Dataset excerpt:
▬▬▬

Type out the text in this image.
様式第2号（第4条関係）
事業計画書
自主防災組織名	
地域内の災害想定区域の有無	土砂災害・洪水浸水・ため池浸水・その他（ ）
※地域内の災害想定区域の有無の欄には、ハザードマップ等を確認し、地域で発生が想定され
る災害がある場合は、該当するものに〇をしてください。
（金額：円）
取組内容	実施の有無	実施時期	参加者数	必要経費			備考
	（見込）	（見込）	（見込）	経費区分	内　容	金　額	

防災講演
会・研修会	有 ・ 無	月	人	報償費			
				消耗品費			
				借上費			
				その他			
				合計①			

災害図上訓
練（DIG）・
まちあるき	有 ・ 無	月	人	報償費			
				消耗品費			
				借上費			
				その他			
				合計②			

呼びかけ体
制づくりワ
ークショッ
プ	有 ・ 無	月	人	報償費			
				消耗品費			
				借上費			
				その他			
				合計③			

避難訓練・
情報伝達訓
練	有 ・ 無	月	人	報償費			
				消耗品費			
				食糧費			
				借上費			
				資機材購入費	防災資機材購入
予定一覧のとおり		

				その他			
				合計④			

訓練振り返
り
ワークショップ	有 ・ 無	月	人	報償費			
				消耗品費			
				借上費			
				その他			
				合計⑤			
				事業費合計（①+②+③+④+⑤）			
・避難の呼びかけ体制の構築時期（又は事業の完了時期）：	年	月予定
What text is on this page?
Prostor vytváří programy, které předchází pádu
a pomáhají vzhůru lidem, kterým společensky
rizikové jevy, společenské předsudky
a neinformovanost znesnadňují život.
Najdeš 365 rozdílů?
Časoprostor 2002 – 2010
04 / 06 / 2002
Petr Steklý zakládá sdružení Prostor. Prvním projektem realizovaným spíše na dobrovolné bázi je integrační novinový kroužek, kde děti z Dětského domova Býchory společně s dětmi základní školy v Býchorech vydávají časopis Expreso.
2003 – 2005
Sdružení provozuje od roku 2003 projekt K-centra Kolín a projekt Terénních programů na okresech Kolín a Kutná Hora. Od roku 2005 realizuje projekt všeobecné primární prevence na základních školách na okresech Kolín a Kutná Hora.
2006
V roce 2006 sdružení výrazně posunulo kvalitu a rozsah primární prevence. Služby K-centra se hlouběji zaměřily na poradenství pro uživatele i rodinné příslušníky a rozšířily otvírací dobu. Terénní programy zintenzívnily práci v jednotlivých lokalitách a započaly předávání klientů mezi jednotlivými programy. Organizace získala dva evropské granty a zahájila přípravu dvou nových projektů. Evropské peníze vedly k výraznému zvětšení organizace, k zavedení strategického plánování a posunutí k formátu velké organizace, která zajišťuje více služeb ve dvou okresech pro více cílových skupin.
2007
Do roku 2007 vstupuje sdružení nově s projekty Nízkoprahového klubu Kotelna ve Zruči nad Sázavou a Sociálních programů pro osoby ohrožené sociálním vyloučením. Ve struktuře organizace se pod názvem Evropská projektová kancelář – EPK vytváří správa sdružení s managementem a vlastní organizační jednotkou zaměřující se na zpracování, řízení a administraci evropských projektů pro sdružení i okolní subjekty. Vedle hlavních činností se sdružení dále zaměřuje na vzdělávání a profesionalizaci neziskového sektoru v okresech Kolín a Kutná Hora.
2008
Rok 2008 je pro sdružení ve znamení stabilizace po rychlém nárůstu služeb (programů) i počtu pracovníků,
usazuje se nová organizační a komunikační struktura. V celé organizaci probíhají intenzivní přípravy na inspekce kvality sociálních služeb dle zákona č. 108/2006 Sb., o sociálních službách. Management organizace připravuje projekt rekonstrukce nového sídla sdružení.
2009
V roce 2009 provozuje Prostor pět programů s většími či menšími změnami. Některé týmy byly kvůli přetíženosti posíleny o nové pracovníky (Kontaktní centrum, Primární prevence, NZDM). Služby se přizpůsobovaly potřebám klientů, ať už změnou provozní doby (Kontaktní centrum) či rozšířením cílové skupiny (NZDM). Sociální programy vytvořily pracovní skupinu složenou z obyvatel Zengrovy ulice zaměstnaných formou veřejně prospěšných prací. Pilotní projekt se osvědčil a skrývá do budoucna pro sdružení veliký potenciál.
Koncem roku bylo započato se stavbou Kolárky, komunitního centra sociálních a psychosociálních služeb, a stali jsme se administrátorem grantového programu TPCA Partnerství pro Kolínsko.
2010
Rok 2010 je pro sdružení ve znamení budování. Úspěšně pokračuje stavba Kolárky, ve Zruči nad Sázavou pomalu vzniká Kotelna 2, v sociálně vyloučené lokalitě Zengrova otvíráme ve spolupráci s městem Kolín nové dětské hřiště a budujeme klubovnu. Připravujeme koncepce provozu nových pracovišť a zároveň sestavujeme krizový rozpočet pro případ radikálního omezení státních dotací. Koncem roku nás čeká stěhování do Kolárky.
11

▬▬▬

» EXERCISE DETAILS:
Read the entries and pick out all lines that include the word "this".

» IN RESPONSE:
Type out the text in this image.
What text is on this page?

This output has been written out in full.